▸ What is asked
Print the following lines again word for word, with nothing changed.

▸ Given data
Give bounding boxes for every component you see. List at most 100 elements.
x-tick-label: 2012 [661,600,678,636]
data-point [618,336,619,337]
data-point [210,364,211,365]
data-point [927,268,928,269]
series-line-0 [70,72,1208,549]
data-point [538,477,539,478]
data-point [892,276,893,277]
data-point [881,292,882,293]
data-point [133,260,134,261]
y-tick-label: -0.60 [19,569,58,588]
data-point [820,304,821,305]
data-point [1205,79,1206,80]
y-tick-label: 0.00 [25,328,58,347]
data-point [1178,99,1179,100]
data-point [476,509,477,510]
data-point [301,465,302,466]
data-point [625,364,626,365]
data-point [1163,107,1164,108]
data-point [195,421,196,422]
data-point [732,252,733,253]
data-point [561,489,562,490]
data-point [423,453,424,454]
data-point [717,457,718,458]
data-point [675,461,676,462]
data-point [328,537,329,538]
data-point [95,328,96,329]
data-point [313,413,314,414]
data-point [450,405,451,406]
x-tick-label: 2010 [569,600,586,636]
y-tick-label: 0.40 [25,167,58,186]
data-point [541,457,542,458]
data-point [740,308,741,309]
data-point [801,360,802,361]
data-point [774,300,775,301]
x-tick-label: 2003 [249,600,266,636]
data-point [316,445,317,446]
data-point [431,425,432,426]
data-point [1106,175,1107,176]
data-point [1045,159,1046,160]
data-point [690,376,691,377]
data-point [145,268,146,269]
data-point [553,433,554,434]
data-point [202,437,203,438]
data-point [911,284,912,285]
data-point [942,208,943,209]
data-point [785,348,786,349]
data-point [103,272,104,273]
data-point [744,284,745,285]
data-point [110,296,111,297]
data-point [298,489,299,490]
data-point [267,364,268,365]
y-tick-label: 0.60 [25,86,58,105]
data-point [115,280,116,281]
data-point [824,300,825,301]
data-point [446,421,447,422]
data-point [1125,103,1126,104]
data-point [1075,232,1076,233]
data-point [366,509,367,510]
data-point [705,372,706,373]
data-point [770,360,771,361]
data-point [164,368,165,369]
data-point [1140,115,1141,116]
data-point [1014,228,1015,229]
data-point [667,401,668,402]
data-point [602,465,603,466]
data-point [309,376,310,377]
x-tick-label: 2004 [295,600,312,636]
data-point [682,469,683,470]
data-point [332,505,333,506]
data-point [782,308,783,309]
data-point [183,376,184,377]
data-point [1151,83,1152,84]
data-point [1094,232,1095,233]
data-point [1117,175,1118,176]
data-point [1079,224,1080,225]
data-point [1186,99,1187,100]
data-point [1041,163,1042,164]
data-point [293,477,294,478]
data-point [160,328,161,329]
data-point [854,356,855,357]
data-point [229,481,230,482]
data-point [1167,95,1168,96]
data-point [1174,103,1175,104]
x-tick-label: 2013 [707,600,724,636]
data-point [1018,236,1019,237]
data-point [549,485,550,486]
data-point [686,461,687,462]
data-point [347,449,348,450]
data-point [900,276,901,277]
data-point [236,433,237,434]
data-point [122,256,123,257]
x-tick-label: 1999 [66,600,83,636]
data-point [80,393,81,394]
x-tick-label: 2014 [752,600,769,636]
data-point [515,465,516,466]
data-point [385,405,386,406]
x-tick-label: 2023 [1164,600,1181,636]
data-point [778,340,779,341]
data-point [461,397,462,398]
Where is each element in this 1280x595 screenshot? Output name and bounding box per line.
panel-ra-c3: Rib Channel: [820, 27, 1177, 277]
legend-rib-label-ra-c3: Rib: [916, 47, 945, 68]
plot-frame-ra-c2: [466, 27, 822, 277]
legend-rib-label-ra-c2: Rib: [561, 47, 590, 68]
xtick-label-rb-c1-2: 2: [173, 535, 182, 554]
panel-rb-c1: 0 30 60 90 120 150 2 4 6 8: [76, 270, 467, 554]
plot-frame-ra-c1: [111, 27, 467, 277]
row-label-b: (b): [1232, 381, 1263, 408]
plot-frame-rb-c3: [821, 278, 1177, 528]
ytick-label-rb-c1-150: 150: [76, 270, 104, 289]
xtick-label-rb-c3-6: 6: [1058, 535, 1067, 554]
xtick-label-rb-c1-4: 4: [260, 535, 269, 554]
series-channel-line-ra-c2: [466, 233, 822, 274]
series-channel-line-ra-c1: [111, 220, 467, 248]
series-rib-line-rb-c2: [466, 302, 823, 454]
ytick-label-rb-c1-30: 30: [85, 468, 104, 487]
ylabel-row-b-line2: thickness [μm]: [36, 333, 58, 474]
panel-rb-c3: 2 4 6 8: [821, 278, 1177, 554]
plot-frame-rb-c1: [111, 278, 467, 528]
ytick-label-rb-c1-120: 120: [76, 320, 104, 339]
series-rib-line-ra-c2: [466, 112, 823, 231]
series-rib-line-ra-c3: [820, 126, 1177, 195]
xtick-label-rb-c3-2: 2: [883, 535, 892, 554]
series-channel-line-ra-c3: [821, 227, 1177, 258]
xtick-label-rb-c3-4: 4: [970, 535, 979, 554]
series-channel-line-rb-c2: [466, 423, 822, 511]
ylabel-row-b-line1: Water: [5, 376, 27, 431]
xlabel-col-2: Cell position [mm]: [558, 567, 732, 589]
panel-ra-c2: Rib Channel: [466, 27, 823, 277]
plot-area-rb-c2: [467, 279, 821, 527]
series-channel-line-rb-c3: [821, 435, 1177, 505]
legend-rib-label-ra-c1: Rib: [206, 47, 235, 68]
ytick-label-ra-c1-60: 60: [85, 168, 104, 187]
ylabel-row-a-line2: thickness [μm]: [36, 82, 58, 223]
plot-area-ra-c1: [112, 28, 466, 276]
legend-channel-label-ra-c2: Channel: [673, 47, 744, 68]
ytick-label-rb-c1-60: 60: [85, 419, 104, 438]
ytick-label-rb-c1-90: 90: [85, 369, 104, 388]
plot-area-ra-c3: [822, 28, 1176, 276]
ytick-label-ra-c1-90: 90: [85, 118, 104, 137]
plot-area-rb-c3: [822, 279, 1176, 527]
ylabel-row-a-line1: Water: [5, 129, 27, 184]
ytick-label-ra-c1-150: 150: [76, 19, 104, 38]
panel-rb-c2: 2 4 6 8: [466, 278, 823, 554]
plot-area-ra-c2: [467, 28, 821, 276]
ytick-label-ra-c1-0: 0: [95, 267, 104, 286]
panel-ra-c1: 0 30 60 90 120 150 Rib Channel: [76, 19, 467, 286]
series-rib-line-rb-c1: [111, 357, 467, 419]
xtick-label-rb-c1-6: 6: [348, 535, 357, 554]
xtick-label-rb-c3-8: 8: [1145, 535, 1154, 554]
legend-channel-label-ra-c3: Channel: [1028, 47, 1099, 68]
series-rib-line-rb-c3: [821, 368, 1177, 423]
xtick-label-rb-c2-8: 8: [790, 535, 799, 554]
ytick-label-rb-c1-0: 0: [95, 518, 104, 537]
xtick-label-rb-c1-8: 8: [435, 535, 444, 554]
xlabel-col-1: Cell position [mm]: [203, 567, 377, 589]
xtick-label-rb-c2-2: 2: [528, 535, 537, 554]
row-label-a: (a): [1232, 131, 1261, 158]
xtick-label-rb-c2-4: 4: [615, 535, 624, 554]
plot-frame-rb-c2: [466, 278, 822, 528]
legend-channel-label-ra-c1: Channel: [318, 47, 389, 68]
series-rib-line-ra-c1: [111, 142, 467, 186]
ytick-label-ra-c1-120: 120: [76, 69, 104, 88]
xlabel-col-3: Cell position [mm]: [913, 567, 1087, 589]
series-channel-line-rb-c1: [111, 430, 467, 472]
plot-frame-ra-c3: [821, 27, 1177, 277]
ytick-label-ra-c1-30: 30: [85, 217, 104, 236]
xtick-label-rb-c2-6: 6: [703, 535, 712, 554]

▸ Answer to this problem
Give bounding boxes for every component you see. List at most 100 elements.
x-tick-label: 2012 [661,600,678,636]
data-point [618,336,619,337]
data-point [210,364,211,365]
data-point [927,268,928,269]
series-line-0 [70,72,1208,549]
data-point [538,477,539,478]
data-point [892,276,893,277]
data-point [881,292,882,293]
data-point [133,260,134,261]
y-tick-label: -0.60 [19,569,58,588]
data-point [820,304,821,305]
data-point [1205,79,1206,80]
y-tick-label: 0.00 [25,328,58,347]
data-point [1178,99,1179,100]
data-point [476,509,477,510]
data-point [301,465,302,466]
data-point [625,364,626,365]
data-point [1163,107,1164,108]
data-point [195,421,196,422]
data-point [732,252,733,253]
data-point [561,489,562,490]
data-point [423,453,424,454]
data-point [717,457,718,458]
data-point [675,461,676,462]
data-point [328,537,329,538]
data-point [95,328,96,329]
data-point [313,413,314,414]
data-point [450,405,451,406]
x-tick-label: 2010 [569,600,586,636]
y-tick-label: 0.40 [25,167,58,186]
data-point [541,457,542,458]
data-point [740,308,741,309]
data-point [801,360,802,361]
data-point [774,300,775,301]
x-tick-label: 2003 [249,600,266,636]
data-point [316,445,317,446]
data-point [431,425,432,426]
data-point [1106,175,1107,176]
data-point [1045,159,1046,160]
data-point [690,376,691,377]
data-point [145,268,146,269]
data-point [553,433,554,434]
data-point [202,437,203,438]
data-point [911,284,912,285]
data-point [942,208,943,209]
data-point [785,348,786,349]
data-point [103,272,104,273]
data-point [744,284,745,285]
data-point [110,296,111,297]
data-point [298,489,299,490]
data-point [267,364,268,365]
y-tick-label: 0.60 [25,86,58,105]
data-point [115,280,116,281]
data-point [824,300,825,301]
data-point [446,421,447,422]
data-point [1125,103,1126,104]
data-point [1075,232,1076,233]
data-point [366,509,367,510]
data-point [705,372,706,373]
data-point [770,360,771,361]
data-point [164,368,165,369]
data-point [1140,115,1141,116]
data-point [1014,228,1015,229]
data-point [667,401,668,402]
data-point [602,465,603,466]
data-point [309,376,310,377]
x-tick-label: 2004 [295,600,312,636]
data-point [682,469,683,470]
data-point [332,505,333,506]
data-point [782,308,783,309]
data-point [183,376,184,377]
data-point [1151,83,1152,84]
data-point [1094,232,1095,233]
data-point [1117,175,1118,176]
data-point [1079,224,1080,225]
data-point [1186,99,1187,100]
data-point [1041,163,1042,164]
data-point [293,477,294,478]
data-point [160,328,161,329]
data-point [854,356,855,357]
data-point [229,481,230,482]
data-point [1167,95,1168,96]
data-point [1174,103,1175,104]
x-tick-label: 2013 [707,600,724,636]
data-point [1018,236,1019,237]
data-point [549,485,550,486]
data-point [686,461,687,462]
data-point [347,449,348,450]
data-point [900,276,901,277]
data-point [236,433,237,434]
data-point [122,256,123,257]
x-tick-label: 1999 [66,600,83,636]
data-point [80,393,81,394]
x-tick-label: 2014 [752,600,769,636]
data-point [515,465,516,466]
data-point [385,405,386,406]
x-tick-label: 2023 [1164,600,1181,636]
data-point [778,340,779,341]
data-point [461,397,462,398]
Where is each element in this 1280x595 screenshot? Output name and bounding box per line.
panel-ra-c3: Rib Channel: [820, 27, 1177, 277]
legend-rib-label-ra-c3: Rib: [916, 47, 945, 68]
plot-frame-ra-c2: [466, 27, 822, 277]
legend-rib-label-ra-c2: Rib: [561, 47, 590, 68]
xtick-label-rb-c1-2: 2: [173, 535, 182, 554]
panel-rb-c1: 0 30 60 90 120 150 2 4 6 8: [76, 270, 467, 554]
plot-frame-ra-c1: [111, 27, 467, 277]
row-label-b: (b): [1232, 381, 1263, 408]
plot-frame-rb-c3: [821, 278, 1177, 528]
ytick-label-rb-c1-150: 150: [76, 270, 104, 289]
xtick-label-rb-c3-6: 6: [1058, 535, 1067, 554]
xtick-label-rb-c1-4: 4: [260, 535, 269, 554]
series-channel-line-ra-c2: [466, 233, 822, 274]
series-channel-line-ra-c1: [111, 220, 467, 248]
series-rib-line-rb-c2: [466, 302, 823, 454]
ytick-label-rb-c1-30: 30: [85, 468, 104, 487]
ylabel-row-b-line2: thickness [μm]: [36, 333, 58, 474]
panel-rb-c3: 2 4 6 8: [821, 278, 1177, 554]
plot-frame-rb-c1: [111, 278, 467, 528]
ytick-label-rb-c1-120: 120: [76, 320, 104, 339]
series-rib-line-ra-c2: [466, 112, 823, 231]
series-rib-line-ra-c3: [820, 126, 1177, 195]
xtick-label-rb-c3-2: 2: [883, 535, 892, 554]
series-channel-line-ra-c3: [821, 227, 1177, 258]
xtick-label-rb-c3-4: 4: [970, 535, 979, 554]
series-channel-line-rb-c2: [466, 423, 822, 511]
ylabel-row-b-line1: Water: [5, 376, 27, 431]
xlabel-col-2: Cell position [mm]: [558, 567, 732, 589]
panel-ra-c2: Rib Channel: [466, 27, 823, 277]
plot-area-rb-c2: [467, 279, 821, 527]
series-channel-line-rb-c3: [821, 435, 1177, 505]
legend-rib-label-ra-c1: Rib: [206, 47, 235, 68]
ytick-label-ra-c1-60: 60: [85, 168, 104, 187]
ylabel-row-a-line2: thickness [μm]: [36, 82, 58, 223]
plot-area-ra-c1: [112, 28, 466, 276]
legend-channel-label-ra-c2: Channel: [673, 47, 744, 68]
ytick-label-rb-c1-60: 60: [85, 419, 104, 438]
ytick-label-rb-c1-90: 90: [85, 369, 104, 388]
plot-area-ra-c3: [822, 28, 1176, 276]
ytick-label-ra-c1-90: 90: [85, 118, 104, 137]
plot-area-rb-c3: [822, 279, 1176, 527]
ylabel-row-a-line1: Water: [5, 129, 27, 184]
ytick-label-ra-c1-150: 150: [76, 19, 104, 38]
panel-rb-c2: 2 4 6 8: [466, 278, 823, 554]
plot-area-ra-c2: [467, 28, 821, 276]
ytick-label-ra-c1-0: 0: [95, 267, 104, 286]
panel-ra-c1: 0 30 60 90 120 150 Rib Channel: [76, 19, 467, 286]
series-rib-line-rb-c1: [111, 357, 467, 419]
xtick-label-rb-c1-6: 6: [348, 535, 357, 554]
xtick-label-rb-c3-8: 8: [1145, 535, 1154, 554]
legend-channel-label-ra-c3: Channel: [1028, 47, 1099, 68]
series-rib-line-rb-c3: [821, 368, 1177, 423]
xtick-label-rb-c2-8: 8: [790, 535, 799, 554]
ytick-label-rb-c1-0: 0: [95, 518, 104, 537]
xtick-label-rb-c1-8: 8: [435, 535, 444, 554]
xlabel-col-1: Cell position [mm]: [203, 567, 377, 589]
xtick-label-rb-c2-2: 2: [528, 535, 537, 554]
row-label-a: (a): [1232, 131, 1261, 158]
xtick-label-rb-c2-4: 4: [615, 535, 624, 554]
plot-frame-rb-c2: [466, 278, 822, 528]
legend-channel-label-ra-c1: Channel: [318, 47, 389, 68]
series-rib-line-ra-c1: [111, 142, 467, 186]
ytick-label-ra-c1-120: 120: [76, 69, 104, 88]
xlabel-col-3: Cell position [mm]: [913, 567, 1087, 589]
series-channel-line-rb-c1: [111, 430, 467, 472]
plot-frame-ra-c3: [821, 27, 1177, 277]
ytick-label-ra-c1-30: 30: [85, 217, 104, 236]
xtick-label-rb-c2-6: 6: [703, 535, 712, 554]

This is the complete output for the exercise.